# ENTRIES PROVIDED start
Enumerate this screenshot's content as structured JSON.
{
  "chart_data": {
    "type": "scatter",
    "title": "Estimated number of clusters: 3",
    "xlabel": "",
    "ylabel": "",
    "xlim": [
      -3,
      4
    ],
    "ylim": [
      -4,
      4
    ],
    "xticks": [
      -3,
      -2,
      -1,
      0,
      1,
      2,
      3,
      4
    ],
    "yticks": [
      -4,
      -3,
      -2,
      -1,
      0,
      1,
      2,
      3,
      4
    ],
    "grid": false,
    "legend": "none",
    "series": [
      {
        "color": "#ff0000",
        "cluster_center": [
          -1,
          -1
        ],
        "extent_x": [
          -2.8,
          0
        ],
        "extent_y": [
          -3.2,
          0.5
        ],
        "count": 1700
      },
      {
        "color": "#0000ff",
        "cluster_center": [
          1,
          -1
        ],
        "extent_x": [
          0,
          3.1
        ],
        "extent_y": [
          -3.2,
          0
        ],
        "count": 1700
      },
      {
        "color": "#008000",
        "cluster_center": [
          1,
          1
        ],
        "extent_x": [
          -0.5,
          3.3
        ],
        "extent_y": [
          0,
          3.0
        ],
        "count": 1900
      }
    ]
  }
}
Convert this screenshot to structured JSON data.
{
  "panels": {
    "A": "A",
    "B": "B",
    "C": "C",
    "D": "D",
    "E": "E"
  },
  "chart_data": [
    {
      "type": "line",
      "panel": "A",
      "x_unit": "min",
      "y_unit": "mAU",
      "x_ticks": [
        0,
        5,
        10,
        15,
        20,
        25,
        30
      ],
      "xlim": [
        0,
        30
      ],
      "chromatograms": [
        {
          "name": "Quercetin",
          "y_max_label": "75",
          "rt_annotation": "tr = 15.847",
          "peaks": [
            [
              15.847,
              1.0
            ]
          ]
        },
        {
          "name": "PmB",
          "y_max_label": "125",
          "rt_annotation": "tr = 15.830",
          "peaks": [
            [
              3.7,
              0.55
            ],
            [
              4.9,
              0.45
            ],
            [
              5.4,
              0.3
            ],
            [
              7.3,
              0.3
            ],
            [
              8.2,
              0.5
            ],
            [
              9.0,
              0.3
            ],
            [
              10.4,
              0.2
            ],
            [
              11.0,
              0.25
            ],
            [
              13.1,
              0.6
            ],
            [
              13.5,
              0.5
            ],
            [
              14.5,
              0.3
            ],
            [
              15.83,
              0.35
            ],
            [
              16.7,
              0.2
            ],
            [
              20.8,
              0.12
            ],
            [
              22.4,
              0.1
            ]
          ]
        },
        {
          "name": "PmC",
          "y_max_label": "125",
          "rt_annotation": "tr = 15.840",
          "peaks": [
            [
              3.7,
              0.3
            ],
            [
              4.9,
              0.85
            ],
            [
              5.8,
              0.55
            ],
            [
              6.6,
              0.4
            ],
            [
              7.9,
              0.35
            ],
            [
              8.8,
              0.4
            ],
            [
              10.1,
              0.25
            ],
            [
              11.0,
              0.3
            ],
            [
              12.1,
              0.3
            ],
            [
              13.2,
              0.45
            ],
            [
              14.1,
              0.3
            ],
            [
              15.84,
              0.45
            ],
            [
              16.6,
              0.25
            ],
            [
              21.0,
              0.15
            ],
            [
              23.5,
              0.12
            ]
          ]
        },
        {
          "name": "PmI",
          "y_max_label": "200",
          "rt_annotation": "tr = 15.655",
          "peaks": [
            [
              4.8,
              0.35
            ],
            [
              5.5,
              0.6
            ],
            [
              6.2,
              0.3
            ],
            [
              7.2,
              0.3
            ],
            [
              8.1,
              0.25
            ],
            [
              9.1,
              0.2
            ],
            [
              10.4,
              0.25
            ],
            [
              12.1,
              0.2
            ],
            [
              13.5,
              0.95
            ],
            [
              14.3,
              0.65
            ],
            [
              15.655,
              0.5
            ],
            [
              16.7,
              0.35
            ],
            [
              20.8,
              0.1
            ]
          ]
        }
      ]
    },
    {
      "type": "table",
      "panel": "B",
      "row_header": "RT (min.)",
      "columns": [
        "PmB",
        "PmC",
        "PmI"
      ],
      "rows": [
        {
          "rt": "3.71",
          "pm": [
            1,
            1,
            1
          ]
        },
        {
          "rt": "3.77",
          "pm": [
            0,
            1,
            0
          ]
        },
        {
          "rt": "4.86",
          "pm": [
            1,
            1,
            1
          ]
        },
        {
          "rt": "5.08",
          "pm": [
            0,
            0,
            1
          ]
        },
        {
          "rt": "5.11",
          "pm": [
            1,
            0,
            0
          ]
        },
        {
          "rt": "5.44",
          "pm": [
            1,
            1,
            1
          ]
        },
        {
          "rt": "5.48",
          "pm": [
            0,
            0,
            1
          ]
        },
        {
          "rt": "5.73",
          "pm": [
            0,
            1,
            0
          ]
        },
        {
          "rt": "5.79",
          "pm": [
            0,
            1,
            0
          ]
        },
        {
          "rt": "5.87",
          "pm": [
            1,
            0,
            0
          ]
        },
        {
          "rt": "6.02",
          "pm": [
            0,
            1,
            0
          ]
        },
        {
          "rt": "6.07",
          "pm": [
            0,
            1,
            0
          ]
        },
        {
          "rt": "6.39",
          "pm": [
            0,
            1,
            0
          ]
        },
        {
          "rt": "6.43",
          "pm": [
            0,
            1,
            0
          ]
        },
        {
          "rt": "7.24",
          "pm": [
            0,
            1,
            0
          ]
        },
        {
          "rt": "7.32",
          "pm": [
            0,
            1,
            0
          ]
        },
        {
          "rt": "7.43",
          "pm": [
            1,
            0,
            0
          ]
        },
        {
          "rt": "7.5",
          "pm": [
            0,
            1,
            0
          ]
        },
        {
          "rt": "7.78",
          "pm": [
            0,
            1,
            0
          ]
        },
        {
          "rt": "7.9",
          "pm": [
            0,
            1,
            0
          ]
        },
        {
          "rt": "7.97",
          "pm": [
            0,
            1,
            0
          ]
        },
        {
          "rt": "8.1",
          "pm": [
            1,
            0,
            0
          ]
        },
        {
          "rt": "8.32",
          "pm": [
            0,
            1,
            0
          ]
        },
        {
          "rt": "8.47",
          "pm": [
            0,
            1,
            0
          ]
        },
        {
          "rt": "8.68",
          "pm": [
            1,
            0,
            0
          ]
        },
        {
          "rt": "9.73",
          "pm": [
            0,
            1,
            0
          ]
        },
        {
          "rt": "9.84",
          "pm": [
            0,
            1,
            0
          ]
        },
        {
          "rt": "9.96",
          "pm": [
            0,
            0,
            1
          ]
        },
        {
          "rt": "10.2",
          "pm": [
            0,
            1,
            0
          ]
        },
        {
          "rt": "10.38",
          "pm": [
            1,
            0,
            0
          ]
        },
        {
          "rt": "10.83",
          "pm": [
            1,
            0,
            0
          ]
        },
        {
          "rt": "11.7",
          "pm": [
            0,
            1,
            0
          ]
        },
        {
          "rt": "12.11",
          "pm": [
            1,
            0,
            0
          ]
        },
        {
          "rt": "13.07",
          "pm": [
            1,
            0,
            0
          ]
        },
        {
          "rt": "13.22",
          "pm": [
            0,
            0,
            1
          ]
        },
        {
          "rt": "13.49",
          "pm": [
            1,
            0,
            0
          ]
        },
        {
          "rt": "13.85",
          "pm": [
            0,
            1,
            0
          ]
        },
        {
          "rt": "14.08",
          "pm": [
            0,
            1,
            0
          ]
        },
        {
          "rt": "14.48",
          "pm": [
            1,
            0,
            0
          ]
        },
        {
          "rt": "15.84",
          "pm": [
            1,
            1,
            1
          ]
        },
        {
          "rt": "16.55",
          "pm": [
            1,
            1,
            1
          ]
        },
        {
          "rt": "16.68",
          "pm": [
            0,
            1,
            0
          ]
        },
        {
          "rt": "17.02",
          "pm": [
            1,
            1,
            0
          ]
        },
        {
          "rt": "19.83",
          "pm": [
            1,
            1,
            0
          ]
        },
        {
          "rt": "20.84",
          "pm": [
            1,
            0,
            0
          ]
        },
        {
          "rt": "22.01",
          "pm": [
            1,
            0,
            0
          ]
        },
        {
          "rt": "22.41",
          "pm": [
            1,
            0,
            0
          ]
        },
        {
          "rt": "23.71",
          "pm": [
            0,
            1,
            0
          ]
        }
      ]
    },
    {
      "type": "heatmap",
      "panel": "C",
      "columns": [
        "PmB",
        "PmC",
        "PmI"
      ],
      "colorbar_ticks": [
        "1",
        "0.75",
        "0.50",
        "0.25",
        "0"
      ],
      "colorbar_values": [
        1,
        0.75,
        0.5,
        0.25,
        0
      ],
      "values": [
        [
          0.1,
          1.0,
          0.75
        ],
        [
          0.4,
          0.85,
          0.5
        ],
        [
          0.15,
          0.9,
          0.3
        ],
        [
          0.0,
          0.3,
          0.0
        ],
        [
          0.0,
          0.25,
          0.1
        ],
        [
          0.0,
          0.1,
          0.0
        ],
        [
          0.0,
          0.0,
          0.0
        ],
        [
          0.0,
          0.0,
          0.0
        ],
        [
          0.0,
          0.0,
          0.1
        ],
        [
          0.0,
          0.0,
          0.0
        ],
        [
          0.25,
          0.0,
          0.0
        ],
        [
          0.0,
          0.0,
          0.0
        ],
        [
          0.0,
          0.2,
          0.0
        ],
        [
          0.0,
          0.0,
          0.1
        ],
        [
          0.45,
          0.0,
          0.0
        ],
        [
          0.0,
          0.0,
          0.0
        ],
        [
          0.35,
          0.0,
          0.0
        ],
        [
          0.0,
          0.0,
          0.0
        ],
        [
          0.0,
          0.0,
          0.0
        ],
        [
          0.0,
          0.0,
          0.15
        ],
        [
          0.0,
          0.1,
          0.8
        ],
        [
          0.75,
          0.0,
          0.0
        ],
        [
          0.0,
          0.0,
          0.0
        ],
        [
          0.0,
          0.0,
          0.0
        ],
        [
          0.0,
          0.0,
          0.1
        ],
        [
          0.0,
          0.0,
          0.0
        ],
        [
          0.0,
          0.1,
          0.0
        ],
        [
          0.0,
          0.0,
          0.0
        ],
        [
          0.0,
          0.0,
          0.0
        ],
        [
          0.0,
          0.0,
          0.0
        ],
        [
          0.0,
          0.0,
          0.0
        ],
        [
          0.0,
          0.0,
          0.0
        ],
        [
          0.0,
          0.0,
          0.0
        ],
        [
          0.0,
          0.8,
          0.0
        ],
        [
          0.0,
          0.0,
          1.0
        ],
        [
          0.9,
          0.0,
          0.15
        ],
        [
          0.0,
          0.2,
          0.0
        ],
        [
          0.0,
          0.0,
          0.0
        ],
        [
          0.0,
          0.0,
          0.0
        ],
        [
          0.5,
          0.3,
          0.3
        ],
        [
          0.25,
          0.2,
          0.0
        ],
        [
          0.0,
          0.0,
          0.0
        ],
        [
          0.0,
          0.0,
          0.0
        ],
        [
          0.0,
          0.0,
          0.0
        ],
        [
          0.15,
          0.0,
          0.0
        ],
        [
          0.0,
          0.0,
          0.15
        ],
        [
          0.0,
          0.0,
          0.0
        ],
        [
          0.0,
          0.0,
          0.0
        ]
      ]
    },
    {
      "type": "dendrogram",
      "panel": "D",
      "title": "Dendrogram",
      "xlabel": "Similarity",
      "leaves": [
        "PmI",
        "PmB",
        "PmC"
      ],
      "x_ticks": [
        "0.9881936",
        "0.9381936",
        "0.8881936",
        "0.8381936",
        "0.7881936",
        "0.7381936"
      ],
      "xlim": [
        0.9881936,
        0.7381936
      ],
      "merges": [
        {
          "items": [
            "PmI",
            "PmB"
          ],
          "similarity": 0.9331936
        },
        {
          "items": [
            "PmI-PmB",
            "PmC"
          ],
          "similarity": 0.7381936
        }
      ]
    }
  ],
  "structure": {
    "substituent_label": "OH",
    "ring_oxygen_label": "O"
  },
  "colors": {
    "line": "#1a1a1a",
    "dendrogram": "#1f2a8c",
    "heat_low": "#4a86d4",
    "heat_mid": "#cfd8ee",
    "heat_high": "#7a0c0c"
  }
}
# ENTRIES PROVIDED end
PROBLEM TO SOLVE: From the listing above, collect every line that mentions the word "screenshot".

THE SOLUTION:
Enumerate this screenshot's content as structured JSON.
Convert this screenshot to structured JSON data.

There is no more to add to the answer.